§ Supplied records:
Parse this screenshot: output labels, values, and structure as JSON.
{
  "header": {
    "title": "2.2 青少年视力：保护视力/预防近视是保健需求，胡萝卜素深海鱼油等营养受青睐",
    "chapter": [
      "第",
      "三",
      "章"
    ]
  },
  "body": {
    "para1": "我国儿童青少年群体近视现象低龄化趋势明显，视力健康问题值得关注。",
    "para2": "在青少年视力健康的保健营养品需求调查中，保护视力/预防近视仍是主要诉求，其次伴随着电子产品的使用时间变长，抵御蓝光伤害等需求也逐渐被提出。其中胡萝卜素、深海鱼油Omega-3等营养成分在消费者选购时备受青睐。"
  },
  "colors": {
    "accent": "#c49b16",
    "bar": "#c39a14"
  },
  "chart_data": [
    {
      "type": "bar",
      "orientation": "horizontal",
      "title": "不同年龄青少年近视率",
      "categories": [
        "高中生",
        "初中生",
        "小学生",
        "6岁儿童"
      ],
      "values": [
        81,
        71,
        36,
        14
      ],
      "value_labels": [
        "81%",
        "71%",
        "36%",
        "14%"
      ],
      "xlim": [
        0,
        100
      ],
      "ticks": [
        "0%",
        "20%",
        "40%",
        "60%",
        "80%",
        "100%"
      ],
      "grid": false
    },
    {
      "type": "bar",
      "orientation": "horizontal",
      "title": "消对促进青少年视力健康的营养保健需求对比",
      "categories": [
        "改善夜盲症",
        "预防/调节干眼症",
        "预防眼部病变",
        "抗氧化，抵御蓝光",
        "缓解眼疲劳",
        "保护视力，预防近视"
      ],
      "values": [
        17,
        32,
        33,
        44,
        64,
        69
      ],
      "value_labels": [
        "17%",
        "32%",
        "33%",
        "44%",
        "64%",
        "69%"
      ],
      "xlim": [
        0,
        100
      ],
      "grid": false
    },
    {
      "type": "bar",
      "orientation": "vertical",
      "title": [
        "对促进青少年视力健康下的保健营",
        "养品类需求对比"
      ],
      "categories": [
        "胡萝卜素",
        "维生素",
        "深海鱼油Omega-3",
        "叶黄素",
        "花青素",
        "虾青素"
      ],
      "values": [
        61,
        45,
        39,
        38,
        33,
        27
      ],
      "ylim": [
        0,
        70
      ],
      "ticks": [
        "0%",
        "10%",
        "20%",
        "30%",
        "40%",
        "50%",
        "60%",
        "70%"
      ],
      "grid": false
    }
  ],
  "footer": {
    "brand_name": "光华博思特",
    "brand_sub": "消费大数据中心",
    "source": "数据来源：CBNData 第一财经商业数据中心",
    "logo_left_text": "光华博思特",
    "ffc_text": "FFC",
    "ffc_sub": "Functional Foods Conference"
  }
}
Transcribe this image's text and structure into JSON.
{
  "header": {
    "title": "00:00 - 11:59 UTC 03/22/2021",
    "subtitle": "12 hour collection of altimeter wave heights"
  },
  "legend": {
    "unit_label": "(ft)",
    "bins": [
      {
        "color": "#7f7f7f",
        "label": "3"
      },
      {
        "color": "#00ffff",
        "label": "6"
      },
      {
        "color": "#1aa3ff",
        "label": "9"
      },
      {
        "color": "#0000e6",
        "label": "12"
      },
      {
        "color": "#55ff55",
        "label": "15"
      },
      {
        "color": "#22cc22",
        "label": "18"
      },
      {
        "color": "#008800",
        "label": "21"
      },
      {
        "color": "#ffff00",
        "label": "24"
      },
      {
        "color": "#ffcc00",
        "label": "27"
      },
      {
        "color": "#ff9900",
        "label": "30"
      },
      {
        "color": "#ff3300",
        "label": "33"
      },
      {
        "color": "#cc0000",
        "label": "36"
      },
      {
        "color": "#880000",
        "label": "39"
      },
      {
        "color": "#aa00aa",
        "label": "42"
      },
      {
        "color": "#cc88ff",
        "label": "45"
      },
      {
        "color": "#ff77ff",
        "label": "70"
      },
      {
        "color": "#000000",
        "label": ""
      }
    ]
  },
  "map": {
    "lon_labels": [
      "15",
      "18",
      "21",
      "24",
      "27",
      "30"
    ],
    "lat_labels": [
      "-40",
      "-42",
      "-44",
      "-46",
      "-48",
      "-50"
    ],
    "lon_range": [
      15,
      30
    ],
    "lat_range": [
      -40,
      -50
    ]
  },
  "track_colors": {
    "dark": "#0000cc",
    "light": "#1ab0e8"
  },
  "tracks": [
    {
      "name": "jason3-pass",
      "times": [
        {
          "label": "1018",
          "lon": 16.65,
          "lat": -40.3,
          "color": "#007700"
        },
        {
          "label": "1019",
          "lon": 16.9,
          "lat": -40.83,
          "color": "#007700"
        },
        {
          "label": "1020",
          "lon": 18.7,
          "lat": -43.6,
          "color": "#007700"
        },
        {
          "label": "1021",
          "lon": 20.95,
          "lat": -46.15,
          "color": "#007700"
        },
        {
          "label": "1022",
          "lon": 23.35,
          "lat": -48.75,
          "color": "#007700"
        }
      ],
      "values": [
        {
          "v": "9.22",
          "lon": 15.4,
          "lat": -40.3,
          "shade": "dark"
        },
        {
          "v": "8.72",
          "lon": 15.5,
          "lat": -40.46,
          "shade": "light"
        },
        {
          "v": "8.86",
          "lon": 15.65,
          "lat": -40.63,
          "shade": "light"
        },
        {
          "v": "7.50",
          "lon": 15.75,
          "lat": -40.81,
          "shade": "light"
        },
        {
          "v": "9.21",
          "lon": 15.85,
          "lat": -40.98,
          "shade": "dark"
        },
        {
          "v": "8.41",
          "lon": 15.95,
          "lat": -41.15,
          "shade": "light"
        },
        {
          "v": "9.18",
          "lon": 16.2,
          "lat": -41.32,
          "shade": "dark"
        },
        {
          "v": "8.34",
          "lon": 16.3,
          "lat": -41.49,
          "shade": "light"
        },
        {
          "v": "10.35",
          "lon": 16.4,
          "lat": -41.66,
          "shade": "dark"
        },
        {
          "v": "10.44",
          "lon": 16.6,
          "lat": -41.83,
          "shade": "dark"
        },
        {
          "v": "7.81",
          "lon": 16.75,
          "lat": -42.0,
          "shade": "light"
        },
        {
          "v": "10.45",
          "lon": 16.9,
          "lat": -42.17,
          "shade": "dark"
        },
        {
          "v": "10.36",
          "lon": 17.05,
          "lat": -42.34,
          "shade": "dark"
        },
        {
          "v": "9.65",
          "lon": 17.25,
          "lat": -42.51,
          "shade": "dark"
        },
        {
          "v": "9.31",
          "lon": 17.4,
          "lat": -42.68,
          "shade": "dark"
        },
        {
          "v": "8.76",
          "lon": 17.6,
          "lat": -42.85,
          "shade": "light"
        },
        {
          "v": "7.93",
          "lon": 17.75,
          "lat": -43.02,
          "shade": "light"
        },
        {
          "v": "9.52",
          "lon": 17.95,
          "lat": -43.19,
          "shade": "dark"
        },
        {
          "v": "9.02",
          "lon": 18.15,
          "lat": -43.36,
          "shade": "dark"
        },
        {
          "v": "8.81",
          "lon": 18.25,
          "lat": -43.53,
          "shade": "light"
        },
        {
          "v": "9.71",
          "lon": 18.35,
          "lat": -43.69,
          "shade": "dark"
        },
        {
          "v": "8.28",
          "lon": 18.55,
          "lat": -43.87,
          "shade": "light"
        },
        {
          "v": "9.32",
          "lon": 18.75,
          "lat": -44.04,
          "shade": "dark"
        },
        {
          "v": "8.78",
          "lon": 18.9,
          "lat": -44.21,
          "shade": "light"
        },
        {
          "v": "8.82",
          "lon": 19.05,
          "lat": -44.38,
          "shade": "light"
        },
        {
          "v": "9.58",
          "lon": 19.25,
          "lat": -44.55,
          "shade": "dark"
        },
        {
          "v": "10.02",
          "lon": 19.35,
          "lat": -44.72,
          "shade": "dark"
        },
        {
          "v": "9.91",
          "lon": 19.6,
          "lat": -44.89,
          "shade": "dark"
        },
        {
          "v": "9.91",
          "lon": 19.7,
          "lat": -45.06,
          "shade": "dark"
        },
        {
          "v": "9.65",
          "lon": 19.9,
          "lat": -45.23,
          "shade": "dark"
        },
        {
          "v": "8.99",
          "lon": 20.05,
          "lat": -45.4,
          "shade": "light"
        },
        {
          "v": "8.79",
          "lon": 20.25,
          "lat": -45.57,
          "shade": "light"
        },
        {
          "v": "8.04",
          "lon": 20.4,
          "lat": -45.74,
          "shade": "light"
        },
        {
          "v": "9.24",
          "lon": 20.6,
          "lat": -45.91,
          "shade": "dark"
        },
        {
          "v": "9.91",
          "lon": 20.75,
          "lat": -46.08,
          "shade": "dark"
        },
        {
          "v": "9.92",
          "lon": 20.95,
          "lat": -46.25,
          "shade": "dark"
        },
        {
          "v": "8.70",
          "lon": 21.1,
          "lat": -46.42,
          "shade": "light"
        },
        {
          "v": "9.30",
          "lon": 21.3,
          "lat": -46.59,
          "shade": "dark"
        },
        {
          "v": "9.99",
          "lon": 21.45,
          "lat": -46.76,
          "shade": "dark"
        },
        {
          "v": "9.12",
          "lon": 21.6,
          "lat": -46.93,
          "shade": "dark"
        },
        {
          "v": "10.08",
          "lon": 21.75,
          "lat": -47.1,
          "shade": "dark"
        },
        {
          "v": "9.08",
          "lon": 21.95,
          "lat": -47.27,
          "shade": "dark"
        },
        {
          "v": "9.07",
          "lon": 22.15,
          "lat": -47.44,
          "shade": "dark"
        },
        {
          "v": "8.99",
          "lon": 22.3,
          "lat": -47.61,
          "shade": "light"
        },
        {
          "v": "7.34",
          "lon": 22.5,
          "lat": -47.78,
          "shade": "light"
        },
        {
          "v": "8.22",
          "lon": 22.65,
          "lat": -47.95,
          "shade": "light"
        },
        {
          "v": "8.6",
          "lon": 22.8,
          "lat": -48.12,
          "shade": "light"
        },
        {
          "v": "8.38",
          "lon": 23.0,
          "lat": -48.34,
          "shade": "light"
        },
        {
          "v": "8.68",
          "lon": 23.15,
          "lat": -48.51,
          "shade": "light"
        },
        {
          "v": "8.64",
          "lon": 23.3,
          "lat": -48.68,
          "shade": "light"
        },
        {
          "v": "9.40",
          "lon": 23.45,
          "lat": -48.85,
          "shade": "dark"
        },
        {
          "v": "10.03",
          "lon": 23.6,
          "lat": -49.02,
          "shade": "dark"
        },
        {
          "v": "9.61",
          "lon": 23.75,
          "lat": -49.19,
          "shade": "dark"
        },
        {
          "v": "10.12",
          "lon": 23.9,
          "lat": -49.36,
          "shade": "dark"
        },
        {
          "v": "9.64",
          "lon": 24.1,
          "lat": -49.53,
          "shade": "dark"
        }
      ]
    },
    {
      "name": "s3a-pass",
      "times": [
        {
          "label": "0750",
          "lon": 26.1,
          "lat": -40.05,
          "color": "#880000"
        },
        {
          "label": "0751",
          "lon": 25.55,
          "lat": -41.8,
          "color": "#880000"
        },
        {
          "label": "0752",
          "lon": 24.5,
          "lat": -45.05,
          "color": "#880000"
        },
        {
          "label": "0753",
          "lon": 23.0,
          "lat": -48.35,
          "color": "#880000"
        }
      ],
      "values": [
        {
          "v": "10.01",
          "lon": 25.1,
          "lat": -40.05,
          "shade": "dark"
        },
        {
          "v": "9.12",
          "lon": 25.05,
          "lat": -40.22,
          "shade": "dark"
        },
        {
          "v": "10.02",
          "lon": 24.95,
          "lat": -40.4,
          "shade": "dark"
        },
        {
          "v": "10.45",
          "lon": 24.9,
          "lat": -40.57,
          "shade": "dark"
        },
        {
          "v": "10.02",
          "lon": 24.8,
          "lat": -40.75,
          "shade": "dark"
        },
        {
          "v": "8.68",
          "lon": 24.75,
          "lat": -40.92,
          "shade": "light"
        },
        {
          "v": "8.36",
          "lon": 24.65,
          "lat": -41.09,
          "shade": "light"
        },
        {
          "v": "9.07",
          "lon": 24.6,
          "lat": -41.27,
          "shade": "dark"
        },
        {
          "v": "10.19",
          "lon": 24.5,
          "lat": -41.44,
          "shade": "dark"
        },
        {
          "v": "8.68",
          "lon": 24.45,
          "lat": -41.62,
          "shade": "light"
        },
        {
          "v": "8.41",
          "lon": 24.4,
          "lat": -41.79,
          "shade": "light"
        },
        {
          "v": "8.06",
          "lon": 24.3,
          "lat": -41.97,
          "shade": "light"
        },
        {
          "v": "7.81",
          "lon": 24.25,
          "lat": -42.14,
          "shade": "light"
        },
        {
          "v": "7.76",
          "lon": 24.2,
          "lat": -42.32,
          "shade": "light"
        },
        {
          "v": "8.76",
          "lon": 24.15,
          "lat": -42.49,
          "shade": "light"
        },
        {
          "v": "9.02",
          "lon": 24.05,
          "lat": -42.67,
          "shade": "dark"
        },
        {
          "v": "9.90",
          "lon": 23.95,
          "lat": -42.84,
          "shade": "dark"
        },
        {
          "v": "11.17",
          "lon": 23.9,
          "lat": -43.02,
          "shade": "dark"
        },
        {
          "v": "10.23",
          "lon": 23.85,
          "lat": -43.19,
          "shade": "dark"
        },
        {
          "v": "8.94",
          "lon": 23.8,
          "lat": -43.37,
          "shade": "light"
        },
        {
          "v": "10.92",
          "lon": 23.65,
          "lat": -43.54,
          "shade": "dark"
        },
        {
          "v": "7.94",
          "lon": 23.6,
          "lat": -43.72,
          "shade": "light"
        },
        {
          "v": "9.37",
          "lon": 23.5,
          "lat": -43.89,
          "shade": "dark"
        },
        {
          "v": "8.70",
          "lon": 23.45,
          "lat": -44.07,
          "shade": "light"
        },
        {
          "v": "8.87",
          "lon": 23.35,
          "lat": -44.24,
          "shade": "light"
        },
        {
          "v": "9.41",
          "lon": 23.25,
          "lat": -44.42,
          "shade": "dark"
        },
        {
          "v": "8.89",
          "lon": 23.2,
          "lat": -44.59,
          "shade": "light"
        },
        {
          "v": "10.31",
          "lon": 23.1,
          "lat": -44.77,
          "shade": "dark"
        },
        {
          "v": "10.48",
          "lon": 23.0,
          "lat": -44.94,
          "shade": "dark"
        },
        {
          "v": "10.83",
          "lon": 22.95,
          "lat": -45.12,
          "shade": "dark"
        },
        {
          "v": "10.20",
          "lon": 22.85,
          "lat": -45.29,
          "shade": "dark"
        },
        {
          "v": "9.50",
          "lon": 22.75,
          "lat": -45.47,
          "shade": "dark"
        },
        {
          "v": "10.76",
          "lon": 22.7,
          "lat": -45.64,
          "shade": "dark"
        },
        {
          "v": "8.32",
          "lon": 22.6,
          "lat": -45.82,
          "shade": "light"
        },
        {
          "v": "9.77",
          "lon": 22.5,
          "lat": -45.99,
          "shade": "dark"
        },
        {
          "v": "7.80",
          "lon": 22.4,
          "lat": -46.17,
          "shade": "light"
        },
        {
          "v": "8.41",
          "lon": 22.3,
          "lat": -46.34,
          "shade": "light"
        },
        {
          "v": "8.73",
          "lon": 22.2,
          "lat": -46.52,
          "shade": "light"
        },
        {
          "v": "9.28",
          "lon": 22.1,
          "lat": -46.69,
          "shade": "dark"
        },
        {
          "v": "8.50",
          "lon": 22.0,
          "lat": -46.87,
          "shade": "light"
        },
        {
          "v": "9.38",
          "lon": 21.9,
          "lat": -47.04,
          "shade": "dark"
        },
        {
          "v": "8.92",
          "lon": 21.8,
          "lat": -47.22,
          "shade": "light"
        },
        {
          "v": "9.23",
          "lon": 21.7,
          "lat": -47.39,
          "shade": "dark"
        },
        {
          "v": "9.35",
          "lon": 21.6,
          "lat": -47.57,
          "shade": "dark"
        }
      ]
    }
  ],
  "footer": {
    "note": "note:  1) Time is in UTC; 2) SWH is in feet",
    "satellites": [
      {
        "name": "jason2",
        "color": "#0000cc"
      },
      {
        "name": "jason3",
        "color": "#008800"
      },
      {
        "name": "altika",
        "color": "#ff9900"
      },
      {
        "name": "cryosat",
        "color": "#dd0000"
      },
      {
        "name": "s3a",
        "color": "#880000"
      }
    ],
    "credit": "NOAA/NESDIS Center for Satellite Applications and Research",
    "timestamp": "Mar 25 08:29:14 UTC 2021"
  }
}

§ The exercise: Tally the lines holding the string "保护视力" and give only the count.

§ Solution to the exercise: 3